▼

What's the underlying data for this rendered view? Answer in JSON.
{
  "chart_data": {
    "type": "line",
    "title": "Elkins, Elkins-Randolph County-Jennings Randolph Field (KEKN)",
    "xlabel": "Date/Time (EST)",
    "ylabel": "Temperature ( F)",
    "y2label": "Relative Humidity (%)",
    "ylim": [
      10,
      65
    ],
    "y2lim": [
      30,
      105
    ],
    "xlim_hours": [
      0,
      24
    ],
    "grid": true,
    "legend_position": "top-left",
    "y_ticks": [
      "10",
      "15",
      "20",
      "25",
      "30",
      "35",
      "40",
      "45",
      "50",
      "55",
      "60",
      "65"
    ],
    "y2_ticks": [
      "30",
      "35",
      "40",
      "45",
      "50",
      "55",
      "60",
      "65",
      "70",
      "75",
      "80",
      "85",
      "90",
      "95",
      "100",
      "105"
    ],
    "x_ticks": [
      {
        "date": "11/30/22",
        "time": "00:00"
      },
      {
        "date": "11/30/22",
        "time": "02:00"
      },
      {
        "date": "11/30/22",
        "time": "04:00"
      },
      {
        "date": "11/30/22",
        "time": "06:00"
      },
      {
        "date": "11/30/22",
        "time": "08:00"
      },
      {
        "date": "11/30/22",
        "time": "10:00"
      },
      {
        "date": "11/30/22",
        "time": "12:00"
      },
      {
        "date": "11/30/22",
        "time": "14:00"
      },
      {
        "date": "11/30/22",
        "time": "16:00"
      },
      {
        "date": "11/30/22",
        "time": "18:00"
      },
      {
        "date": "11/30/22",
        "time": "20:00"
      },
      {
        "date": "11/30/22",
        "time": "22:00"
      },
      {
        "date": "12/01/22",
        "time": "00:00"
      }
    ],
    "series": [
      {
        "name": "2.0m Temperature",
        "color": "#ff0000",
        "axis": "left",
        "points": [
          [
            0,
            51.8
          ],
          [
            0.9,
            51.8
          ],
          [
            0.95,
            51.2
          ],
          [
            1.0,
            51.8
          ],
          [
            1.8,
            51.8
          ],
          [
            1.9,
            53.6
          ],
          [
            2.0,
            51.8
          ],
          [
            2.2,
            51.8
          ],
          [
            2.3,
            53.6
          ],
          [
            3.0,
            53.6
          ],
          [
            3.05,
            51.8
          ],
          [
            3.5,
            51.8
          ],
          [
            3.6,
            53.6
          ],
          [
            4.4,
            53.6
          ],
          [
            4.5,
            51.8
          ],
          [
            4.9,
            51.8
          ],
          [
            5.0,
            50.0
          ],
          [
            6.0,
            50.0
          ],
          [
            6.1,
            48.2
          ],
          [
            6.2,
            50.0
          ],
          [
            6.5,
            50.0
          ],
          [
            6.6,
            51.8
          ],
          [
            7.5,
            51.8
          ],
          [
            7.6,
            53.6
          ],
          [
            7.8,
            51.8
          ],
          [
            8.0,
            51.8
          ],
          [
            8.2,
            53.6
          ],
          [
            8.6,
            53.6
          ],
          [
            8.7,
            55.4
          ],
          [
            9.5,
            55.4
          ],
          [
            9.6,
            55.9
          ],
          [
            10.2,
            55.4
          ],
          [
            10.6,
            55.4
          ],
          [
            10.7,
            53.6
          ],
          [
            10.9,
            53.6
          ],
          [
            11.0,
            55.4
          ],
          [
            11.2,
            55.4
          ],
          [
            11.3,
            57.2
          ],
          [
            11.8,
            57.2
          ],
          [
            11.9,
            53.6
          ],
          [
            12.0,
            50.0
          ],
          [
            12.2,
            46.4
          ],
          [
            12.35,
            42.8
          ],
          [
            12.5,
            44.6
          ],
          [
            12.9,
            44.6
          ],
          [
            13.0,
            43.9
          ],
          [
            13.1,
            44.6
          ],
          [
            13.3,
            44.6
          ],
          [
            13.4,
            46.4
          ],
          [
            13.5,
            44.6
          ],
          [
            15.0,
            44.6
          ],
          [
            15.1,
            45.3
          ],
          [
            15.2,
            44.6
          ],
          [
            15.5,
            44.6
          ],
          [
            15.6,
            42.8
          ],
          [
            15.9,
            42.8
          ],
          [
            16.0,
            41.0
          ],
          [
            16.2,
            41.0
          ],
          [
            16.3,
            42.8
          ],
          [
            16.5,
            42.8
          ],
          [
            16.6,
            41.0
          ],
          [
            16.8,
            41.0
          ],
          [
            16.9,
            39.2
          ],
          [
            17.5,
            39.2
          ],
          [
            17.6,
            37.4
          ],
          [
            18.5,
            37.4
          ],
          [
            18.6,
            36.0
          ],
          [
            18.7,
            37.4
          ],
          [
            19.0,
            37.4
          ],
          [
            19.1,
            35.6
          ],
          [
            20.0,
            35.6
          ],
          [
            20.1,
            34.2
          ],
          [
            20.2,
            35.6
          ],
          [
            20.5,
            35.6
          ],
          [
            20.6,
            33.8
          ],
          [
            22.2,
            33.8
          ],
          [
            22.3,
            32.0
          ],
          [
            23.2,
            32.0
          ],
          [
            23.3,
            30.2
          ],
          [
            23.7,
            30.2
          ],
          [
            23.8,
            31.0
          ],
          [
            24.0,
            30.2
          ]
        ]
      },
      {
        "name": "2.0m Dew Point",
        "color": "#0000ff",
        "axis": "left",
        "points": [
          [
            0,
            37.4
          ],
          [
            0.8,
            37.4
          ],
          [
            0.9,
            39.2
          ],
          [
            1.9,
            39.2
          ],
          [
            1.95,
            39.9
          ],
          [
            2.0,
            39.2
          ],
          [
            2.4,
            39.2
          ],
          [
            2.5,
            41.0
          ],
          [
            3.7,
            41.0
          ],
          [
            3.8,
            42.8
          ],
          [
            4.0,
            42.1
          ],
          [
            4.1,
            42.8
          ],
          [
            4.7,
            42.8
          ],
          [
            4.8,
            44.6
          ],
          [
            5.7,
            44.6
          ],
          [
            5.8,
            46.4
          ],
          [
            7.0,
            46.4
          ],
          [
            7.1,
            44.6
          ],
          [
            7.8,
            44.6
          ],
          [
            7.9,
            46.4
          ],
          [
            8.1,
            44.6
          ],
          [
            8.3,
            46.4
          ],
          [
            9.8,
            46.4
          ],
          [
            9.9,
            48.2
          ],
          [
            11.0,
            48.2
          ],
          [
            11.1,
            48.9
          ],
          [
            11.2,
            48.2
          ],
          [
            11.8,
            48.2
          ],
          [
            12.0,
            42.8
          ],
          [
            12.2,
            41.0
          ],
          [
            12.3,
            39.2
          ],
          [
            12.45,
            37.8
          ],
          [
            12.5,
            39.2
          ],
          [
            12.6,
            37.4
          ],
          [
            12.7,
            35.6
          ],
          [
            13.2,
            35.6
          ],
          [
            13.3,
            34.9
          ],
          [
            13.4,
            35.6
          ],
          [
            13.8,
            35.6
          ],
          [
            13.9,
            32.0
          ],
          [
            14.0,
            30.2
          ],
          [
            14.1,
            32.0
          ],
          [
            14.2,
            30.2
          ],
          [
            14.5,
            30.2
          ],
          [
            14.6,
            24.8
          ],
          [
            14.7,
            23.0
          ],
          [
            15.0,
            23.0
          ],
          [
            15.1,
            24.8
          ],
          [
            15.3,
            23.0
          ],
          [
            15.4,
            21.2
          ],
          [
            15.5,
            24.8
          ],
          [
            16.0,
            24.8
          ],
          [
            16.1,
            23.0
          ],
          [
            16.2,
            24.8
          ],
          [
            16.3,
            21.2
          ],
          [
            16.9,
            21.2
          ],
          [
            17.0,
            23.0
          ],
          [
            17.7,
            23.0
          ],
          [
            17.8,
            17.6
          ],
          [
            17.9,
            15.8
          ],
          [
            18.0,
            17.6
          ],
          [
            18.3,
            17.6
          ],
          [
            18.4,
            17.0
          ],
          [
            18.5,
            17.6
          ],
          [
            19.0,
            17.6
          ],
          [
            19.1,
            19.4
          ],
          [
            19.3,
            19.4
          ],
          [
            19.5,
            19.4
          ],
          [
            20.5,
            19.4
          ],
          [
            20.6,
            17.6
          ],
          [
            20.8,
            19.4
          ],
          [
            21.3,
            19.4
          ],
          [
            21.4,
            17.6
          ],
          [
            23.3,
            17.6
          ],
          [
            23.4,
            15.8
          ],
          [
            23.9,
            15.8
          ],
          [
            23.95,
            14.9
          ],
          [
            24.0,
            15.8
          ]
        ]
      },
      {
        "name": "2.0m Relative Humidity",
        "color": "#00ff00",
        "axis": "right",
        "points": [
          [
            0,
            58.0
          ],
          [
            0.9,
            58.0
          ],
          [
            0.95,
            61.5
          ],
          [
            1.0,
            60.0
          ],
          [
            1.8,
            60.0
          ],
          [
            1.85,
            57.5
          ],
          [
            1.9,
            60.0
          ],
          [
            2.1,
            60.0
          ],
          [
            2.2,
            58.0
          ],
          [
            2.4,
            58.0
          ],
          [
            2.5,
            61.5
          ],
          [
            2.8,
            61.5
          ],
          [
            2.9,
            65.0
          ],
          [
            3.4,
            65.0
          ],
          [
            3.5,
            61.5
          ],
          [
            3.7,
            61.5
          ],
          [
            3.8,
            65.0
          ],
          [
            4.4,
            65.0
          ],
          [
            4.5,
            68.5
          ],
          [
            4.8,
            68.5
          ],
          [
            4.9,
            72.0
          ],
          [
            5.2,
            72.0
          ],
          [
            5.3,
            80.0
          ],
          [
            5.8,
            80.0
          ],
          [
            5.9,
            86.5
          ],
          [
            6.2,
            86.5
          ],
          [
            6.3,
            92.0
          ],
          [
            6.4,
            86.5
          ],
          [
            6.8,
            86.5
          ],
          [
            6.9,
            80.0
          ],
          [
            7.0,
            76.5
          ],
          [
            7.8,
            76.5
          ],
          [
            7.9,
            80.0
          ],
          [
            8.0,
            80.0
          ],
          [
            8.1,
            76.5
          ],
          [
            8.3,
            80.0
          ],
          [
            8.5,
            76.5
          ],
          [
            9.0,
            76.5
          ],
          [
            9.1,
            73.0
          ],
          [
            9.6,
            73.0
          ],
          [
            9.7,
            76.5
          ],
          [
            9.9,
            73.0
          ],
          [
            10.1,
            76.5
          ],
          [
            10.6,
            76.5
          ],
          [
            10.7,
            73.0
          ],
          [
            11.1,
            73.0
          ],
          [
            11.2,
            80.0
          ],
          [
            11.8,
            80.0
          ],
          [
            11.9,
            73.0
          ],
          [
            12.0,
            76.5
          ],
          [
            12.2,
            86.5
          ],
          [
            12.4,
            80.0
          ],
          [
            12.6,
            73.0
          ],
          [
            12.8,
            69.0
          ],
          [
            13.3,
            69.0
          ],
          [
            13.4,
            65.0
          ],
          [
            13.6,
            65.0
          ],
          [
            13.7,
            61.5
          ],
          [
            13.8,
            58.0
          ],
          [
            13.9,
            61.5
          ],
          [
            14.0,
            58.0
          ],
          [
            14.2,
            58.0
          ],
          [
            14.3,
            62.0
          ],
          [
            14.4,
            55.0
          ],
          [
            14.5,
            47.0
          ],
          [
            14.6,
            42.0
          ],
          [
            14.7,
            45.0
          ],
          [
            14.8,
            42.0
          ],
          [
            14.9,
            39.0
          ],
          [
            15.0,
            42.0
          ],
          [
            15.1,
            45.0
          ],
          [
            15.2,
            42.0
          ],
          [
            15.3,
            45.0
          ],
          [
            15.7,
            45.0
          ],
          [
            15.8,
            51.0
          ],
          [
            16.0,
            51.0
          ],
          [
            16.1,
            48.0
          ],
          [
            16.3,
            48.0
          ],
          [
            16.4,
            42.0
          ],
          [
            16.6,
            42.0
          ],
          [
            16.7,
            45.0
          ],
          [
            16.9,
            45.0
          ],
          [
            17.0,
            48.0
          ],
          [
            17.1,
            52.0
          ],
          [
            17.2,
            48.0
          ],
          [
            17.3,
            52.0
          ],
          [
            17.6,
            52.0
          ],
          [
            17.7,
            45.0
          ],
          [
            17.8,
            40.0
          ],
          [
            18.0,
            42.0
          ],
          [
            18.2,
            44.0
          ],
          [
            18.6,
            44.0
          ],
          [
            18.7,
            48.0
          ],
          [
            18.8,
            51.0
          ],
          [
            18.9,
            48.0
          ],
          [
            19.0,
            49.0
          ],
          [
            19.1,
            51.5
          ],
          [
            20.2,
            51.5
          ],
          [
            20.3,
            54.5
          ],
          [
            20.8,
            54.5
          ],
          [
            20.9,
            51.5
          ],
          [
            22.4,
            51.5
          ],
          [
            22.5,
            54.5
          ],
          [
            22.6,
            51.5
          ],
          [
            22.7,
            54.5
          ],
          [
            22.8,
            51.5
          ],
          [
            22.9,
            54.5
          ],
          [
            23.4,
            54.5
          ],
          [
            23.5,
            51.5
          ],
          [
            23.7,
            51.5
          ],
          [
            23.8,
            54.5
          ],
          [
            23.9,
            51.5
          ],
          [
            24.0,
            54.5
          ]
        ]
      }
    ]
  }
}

▲

- **The request**:
Extract from the material all lines containing the string "Relative".

- **Written solution**:
    "y2label": "Relative Humidity (%)",
        "name": "2.0m Relative Humidity",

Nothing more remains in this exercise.